--- Begin RECORDS FOR PROCESSING ---

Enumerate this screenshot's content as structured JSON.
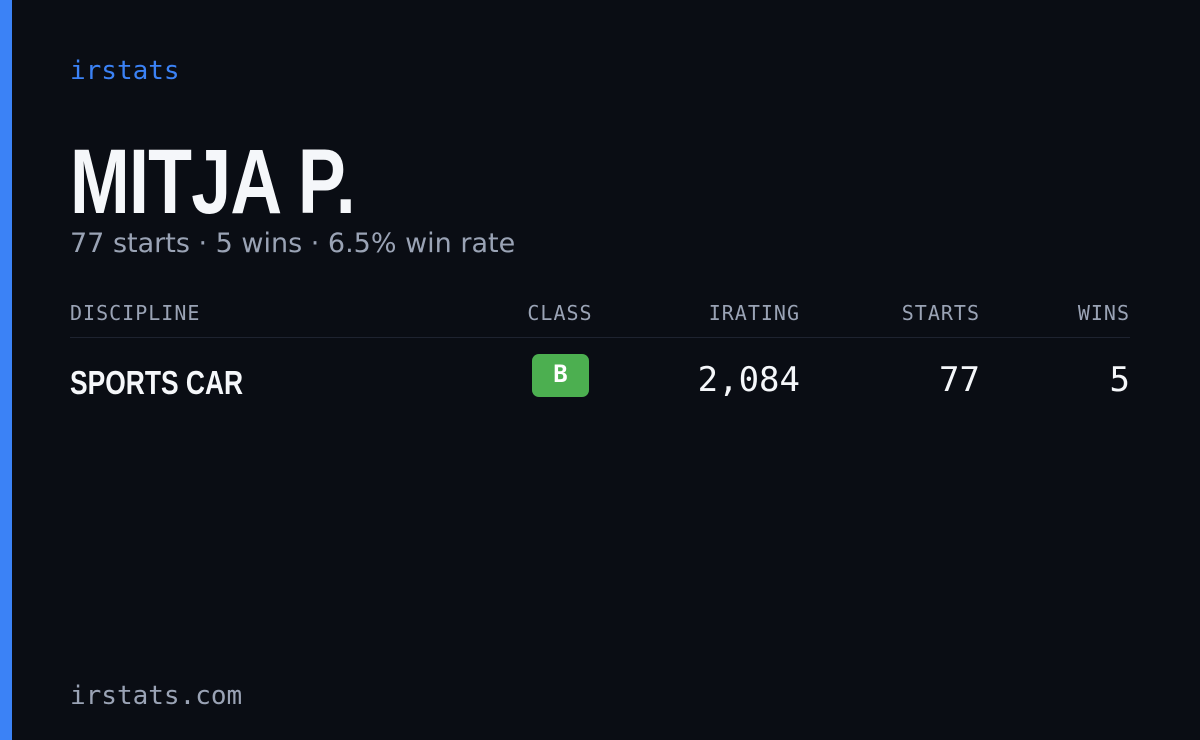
{
  "brand": "irstats",
  "driver": {
    "name": "MITJA P.",
    "summary": "77 starts · 5 wins · 6.5% win rate"
  },
  "table": {
    "headers": [
      "DISCIPLINE",
      "CLASS",
      "IRATING",
      "STARTS",
      "WINS"
    ],
    "rows": [
      [
        "SPORTS CAR",
        "B",
        "2,084",
        "77",
        "5"
      ]
    ]
  },
  "footer": "irstats.com"
}
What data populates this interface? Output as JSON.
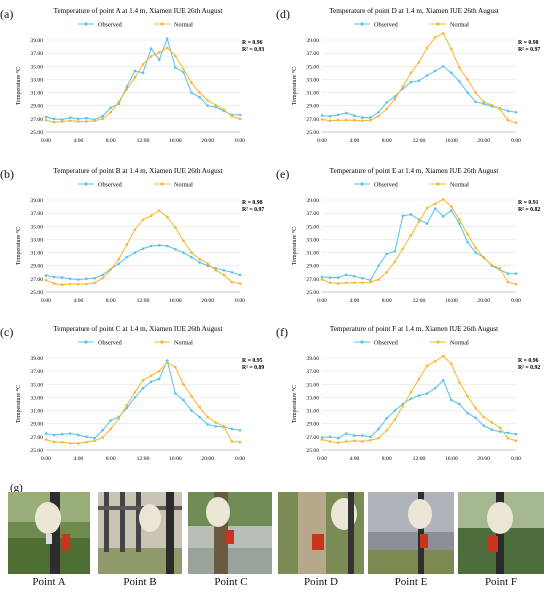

--- End RECORDS FOR PROCESSING ---

**WRITTEN INSTRUCTION**
Transcribe the full listing character for character. Pictures are excluded.

**RESULT OF THIS EXERCISE**
Enumerate this screenshot's content as structured JSON.
{
  "brand": "irstats",
  "driver": {
    "name": "MITJA P.",
    "summary": "77 starts · 5 wins · 6.5% win rate"
  },
  "table": {
    "headers": [
      "DISCIPLINE",
      "CLASS",
      "IRATING",
      "STARTS",
      "WINS"
    ],
    "rows": [
      [
        "SPORTS CAR",
        "B",
        "2,084",
        "77",
        "5"
      ]
    ]
  },
  "footer": "irstats.com"
}
What data populates this interface? Output as JSON.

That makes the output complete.